# Given problem
Without altering anything, repeat each of the records.

[Data entries]
□ □ □

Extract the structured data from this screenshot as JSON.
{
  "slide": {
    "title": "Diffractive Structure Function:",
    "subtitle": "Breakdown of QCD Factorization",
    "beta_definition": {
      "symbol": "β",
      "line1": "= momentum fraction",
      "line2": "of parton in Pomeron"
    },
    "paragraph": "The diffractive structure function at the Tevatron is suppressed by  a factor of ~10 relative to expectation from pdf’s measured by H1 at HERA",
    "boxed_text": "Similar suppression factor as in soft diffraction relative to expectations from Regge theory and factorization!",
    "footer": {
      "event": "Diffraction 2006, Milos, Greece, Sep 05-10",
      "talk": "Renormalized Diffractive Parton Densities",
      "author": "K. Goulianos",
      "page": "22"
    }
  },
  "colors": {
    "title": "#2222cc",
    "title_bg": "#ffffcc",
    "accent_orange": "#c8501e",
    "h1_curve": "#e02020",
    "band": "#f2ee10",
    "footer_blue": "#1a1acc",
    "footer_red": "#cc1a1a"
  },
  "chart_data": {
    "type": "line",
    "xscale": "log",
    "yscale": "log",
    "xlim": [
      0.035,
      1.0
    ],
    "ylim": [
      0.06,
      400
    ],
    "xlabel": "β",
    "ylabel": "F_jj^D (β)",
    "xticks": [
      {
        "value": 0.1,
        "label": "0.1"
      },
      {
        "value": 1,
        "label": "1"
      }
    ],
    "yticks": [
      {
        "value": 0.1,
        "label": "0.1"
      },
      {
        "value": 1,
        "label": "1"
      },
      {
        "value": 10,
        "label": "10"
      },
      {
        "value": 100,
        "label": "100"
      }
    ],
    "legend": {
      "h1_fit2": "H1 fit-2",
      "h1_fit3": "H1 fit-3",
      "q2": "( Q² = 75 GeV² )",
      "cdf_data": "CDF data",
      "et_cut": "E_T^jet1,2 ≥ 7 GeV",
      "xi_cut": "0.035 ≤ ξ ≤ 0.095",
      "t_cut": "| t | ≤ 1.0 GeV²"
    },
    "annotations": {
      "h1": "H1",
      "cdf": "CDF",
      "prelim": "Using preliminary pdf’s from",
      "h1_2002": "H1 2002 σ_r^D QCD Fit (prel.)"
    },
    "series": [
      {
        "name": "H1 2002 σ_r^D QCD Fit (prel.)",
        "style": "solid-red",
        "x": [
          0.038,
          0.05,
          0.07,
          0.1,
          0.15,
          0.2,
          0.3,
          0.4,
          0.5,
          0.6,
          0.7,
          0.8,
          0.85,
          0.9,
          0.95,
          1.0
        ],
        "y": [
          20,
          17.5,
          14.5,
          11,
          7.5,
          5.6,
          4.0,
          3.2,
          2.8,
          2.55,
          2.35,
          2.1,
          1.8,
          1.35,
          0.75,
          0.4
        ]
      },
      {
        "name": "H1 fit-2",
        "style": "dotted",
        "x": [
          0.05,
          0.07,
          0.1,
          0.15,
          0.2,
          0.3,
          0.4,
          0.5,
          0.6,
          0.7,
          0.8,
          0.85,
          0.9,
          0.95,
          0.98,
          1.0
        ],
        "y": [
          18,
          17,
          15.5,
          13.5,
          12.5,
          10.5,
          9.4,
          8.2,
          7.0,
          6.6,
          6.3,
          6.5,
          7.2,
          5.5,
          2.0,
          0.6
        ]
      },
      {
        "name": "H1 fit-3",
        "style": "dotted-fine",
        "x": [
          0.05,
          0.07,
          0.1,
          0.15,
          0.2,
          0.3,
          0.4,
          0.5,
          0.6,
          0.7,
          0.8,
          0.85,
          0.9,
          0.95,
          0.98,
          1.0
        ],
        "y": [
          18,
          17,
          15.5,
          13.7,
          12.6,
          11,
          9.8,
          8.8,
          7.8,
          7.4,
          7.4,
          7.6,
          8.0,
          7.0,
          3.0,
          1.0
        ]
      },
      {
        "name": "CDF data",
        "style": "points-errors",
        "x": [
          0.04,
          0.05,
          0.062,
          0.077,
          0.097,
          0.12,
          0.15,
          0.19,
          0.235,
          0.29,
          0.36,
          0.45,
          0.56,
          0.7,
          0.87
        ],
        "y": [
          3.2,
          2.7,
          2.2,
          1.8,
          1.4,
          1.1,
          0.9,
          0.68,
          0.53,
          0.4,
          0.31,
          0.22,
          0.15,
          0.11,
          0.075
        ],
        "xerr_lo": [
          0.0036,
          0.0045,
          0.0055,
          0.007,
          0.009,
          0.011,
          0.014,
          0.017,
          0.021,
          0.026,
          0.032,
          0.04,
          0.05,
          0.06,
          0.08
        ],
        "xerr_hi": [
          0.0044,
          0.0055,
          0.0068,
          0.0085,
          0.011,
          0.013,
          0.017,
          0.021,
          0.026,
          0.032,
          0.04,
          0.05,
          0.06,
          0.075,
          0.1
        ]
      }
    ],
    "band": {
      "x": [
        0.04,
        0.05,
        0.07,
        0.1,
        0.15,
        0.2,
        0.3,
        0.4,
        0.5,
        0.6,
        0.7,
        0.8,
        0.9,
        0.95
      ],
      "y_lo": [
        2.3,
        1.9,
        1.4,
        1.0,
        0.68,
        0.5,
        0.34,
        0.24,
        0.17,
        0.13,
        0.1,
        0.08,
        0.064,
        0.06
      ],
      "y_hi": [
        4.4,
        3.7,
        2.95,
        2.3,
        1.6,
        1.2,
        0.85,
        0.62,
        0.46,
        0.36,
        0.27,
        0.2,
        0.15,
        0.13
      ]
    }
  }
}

□ □ □

# Reply
Extract the structured data from this screenshot as JSON.
{
  "slide": {
    "title": "Diffractive Structure Function:",
    "subtitle": "Breakdown of QCD Factorization",
    "beta_definition": {
      "symbol": "β",
      "line1": "= momentum fraction",
      "line2": "of parton in Pomeron"
    },
    "paragraph": "The diffractive structure function at the Tevatron is suppressed by  a factor of ~10 relative to expectation from pdf’s measured by H1 at HERA",
    "boxed_text": "Similar suppression factor as in soft diffraction relative to expectations from Regge theory and factorization!",
    "footer": {
      "event": "Diffraction 2006, Milos, Greece, Sep 05-10",
      "talk": "Renormalized Diffractive Parton Densities",
      "author": "K. Goulianos",
      "page": "22"
    }
  },
  "colors": {
    "title": "#2222cc",
    "title_bg": "#ffffcc",
    "accent_orange": "#c8501e",
    "h1_curve": "#e02020",
    "band": "#f2ee10",
    "footer_blue": "#1a1acc",
    "footer_red": "#cc1a1a"
  },
  "chart_data": {
    "type": "line",
    "xscale": "log",
    "yscale": "log",
    "xlim": [
      0.035,
      1.0
    ],
    "ylim": [
      0.06,
      400
    ],
    "xlabel": "β",
    "ylabel": "F_jj^D (β)",
    "xticks": [
      {
        "value": 0.1,
        "label": "0.1"
      },
      {
        "value": 1,
        "label": "1"
      }
    ],
    "yticks": [
      {
        "value": 0.1,
        "label": "0.1"
      },
      {
        "value": 1,
        "label": "1"
      },
      {
        "value": 10,
        "label": "10"
      },
      {
        "value": 100,
        "label": "100"
      }
    ],
    "legend": {
      "h1_fit2": "H1 fit-2",
      "h1_fit3": "H1 fit-3",
      "q2": "( Q² = 75 GeV² )",
      "cdf_data": "CDF data",
      "et_cut": "E_T^jet1,2 ≥ 7 GeV",
      "xi_cut": "0.035 ≤ ξ ≤ 0.095",
      "t_cut": "| t | ≤ 1.0 GeV²"
    },
    "annotations": {
      "h1": "H1",
      "cdf": "CDF",
      "prelim": "Using preliminary pdf’s from",
      "h1_2002": "H1 2002 σ_r^D QCD Fit (prel.)"
    },
    "series": [
      {
        "name": "H1 2002 σ_r^D QCD Fit (prel.)",
        "style": "solid-red",
        "x": [
          0.038,
          0.05,
          0.07,
          0.1,
          0.15,
          0.2,
          0.3,
          0.4,
          0.5,
          0.6,
          0.7,
          0.8,
          0.85,
          0.9,
          0.95,
          1.0
        ],
        "y": [
          20,
          17.5,
          14.5,
          11,
          7.5,
          5.6,
          4.0,
          3.2,
          2.8,
          2.55,
          2.35,
          2.1,
          1.8,
          1.35,
          0.75,
          0.4
        ]
      },
      {
        "name": "H1 fit-2",
        "style": "dotted",
        "x": [
          0.05,
          0.07,
          0.1,
          0.15,
          0.2,
          0.3,
          0.4,
          0.5,
          0.6,
          0.7,
          0.8,
          0.85,
          0.9,
          0.95,
          0.98,
          1.0
        ],
        "y": [
          18,
          17,
          15.5,
          13.5,
          12.5,
          10.5,
          9.4,
          8.2,
          7.0,
          6.6,
          6.3,
          6.5,
          7.2,
          5.5,
          2.0,
          0.6
        ]
      },
      {
        "name": "H1 fit-3",
        "style": "dotted-fine",
        "x": [
          0.05,
          0.07,
          0.1,
          0.15,
          0.2,
          0.3,
          0.4,
          0.5,
          0.6,
          0.7,
          0.8,
          0.85,
          0.9,
          0.95,
          0.98,
          1.0
        ],
        "y": [
          18,
          17,
          15.5,
          13.7,
          12.6,
          11,
          9.8,
          8.8,
          7.8,
          7.4,
          7.4,
          7.6,
          8.0,
          7.0,
          3.0,
          1.0
        ]
      },
      {
        "name": "CDF data",
        "style": "points-errors",
        "x": [
          0.04,
          0.05,
          0.062,
          0.077,
          0.097,
          0.12,
          0.15,
          0.19,
          0.235,
          0.29,
          0.36,
          0.45,
          0.56,
          0.7,
          0.87
        ],
        "y": [
          3.2,
          2.7,
          2.2,
          1.8,
          1.4,
          1.1,
          0.9,
          0.68,
          0.53,
          0.4,
          0.31,
          0.22,
          0.15,
          0.11,
          0.075
        ],
        "xerr_lo": [
          0.0036,
          0.0045,
          0.0055,
          0.007,
          0.009,
          0.011,
          0.014,
          0.017,
          0.021,
          0.026,
          0.032,
          0.04,
          0.05,
          0.06,
          0.08
        ],
        "xerr_hi": [
          0.0044,
          0.0055,
          0.0068,
          0.0085,
          0.011,
          0.013,
          0.017,
          0.021,
          0.026,
          0.032,
          0.04,
          0.05,
          0.06,
          0.075,
          0.1
        ]
      }
    ],
    "band": {
      "x": [
        0.04,
        0.05,
        0.07,
        0.1,
        0.15,
        0.2,
        0.3,
        0.4,
        0.5,
        0.6,
        0.7,
        0.8,
        0.9,
        0.95
      ],
      "y_lo": [
        2.3,
        1.9,
        1.4,
        1.0,
        0.68,
        0.5,
        0.34,
        0.24,
        0.17,
        0.13,
        0.1,
        0.08,
        0.064,
        0.06
      ],
      "y_hi": [
        4.4,
        3.7,
        2.95,
        2.3,
        1.6,
        1.2,
        0.85,
        0.62,
        0.46,
        0.36,
        0.27,
        0.2,
        0.15,
        0.13
      ]
    }
  }
}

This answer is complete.